>> START

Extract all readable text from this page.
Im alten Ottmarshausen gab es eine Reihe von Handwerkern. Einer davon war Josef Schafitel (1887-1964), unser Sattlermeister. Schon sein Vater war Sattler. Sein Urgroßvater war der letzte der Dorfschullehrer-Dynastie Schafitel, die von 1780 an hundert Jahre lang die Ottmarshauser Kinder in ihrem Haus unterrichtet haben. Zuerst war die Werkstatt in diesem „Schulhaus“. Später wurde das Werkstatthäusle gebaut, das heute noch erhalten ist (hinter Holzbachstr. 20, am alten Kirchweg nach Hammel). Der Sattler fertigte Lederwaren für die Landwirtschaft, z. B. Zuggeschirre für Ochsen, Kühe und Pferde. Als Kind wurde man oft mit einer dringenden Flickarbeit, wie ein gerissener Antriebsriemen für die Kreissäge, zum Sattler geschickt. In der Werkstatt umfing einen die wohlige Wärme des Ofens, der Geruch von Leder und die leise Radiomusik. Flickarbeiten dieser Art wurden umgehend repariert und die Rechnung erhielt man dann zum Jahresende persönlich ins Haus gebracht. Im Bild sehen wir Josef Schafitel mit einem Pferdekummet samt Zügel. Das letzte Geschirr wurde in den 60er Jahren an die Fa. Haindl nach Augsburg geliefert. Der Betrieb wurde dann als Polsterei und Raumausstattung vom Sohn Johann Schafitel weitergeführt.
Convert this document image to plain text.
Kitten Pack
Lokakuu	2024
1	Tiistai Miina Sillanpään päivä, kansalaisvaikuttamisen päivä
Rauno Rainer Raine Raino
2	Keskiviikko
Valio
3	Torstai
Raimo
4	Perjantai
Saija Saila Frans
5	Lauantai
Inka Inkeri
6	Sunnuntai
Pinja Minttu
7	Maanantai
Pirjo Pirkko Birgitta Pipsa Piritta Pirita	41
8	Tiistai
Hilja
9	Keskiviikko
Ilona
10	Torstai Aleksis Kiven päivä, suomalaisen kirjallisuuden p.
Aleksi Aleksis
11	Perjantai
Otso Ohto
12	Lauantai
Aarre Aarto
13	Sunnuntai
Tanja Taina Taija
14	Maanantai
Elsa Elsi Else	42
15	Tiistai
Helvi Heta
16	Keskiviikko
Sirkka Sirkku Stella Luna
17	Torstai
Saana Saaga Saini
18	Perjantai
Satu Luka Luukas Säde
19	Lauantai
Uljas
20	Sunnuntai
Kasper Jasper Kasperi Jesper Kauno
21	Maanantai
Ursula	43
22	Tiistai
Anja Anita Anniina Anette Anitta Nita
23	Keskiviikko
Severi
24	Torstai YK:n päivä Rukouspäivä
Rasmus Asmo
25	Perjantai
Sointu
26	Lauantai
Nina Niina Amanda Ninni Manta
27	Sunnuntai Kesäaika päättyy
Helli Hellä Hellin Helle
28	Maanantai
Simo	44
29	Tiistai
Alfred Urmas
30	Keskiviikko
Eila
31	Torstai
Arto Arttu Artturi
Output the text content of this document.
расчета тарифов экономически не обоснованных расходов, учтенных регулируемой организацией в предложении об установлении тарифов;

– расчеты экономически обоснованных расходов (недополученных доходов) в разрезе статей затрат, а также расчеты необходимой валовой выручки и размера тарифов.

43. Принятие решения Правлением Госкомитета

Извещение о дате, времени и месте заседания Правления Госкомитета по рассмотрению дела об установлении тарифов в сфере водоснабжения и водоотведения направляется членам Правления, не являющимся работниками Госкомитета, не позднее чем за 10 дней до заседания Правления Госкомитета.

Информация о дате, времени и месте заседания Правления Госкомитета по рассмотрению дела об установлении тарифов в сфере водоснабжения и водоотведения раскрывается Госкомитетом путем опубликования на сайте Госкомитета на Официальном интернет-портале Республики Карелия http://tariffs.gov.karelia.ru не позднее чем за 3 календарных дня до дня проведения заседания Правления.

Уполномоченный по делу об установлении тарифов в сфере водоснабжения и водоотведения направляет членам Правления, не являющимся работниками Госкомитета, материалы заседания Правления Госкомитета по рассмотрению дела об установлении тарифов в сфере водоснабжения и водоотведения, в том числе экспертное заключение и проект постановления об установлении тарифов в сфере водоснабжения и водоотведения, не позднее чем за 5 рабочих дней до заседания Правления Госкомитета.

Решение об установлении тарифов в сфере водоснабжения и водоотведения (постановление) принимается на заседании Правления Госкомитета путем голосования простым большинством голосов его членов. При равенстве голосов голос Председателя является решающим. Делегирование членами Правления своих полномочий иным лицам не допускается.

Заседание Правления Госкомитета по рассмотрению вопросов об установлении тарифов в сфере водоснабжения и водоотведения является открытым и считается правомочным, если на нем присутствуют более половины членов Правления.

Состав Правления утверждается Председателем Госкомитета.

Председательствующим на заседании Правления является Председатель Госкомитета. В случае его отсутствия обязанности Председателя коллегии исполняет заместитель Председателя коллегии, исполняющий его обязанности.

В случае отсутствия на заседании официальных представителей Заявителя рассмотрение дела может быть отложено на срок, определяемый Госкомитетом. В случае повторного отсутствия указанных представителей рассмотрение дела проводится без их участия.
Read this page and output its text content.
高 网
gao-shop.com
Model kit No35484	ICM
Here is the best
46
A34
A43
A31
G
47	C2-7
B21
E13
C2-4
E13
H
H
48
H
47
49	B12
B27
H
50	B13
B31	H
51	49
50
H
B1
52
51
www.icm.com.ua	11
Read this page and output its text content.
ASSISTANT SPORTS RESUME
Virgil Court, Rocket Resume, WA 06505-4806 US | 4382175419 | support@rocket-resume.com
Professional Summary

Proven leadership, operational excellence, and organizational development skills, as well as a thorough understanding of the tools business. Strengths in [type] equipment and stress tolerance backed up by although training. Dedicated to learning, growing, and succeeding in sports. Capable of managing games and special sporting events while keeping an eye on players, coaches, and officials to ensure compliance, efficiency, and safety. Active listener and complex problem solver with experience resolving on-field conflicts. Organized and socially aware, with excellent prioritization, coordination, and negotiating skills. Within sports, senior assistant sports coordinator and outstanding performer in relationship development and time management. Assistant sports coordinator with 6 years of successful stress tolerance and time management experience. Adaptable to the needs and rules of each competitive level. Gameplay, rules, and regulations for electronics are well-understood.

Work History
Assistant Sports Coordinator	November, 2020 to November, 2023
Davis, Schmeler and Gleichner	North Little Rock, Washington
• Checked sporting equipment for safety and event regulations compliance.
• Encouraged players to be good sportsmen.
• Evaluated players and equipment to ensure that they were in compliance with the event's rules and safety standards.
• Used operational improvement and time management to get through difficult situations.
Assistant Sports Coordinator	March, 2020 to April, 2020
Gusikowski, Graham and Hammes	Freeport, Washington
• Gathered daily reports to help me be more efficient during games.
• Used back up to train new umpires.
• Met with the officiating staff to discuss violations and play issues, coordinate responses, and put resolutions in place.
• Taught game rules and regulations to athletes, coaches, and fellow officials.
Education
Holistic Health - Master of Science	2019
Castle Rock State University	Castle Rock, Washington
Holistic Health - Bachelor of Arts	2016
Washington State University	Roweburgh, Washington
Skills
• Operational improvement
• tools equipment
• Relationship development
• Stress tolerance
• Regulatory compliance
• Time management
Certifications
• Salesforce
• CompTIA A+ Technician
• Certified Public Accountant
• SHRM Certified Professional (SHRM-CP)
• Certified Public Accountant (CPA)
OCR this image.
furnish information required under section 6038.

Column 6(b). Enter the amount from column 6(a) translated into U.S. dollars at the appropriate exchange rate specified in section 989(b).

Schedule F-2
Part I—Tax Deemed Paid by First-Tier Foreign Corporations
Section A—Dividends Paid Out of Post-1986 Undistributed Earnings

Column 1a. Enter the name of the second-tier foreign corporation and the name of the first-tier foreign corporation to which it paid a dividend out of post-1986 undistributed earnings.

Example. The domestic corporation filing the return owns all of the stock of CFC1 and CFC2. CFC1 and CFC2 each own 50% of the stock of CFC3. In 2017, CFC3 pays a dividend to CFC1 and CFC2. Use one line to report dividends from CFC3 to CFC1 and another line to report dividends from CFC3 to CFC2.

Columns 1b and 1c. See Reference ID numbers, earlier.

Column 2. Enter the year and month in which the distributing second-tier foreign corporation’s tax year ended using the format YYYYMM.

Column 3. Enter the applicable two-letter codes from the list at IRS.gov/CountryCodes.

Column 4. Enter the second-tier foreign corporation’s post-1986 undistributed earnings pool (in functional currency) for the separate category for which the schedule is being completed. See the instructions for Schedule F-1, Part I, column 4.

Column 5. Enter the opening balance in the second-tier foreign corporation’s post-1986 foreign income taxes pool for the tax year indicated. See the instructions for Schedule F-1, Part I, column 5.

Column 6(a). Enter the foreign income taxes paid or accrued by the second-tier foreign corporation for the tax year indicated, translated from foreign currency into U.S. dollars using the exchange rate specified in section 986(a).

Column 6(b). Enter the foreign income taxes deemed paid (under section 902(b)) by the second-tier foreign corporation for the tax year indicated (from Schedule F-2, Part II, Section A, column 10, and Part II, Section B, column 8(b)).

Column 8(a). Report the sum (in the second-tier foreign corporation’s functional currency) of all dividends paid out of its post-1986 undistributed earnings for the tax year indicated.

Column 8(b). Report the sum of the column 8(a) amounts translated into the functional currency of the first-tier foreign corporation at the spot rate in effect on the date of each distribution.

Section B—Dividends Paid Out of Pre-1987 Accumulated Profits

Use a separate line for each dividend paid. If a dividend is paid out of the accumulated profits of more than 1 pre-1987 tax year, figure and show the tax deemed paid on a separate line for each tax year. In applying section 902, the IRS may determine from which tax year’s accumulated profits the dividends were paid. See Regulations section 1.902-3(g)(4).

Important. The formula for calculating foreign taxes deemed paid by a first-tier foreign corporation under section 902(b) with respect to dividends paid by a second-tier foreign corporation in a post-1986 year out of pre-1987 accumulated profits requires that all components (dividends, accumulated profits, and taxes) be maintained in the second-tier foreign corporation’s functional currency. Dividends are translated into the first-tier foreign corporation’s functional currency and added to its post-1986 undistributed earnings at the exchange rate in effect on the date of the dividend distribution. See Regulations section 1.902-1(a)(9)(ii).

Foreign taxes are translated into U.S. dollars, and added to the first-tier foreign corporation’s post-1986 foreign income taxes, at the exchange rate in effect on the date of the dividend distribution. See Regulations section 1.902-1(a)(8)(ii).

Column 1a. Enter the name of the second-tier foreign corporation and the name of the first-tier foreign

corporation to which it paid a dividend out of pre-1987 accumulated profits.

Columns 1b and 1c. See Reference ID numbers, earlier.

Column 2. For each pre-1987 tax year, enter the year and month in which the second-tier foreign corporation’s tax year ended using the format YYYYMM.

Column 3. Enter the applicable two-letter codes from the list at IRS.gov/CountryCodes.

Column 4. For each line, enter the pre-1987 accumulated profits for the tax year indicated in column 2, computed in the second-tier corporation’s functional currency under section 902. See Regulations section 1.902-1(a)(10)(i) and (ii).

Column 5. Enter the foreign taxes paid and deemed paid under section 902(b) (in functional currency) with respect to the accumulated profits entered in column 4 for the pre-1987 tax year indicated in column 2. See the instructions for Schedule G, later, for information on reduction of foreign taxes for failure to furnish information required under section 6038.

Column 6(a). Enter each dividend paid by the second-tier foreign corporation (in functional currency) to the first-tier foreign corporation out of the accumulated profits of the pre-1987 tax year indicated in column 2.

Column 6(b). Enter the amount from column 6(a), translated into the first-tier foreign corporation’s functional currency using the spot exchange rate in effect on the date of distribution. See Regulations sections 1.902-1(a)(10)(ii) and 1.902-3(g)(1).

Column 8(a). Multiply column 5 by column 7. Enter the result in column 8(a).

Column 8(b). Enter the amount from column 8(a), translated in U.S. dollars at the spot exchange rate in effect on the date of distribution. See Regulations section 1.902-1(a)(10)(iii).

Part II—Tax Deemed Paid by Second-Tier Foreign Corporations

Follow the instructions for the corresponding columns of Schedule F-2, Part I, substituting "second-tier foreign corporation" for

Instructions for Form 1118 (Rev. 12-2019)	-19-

>> END

• What is needed: How many lines of these entries hold the string "Perjantai"? Answer with the number alone.

• Answer in full: 4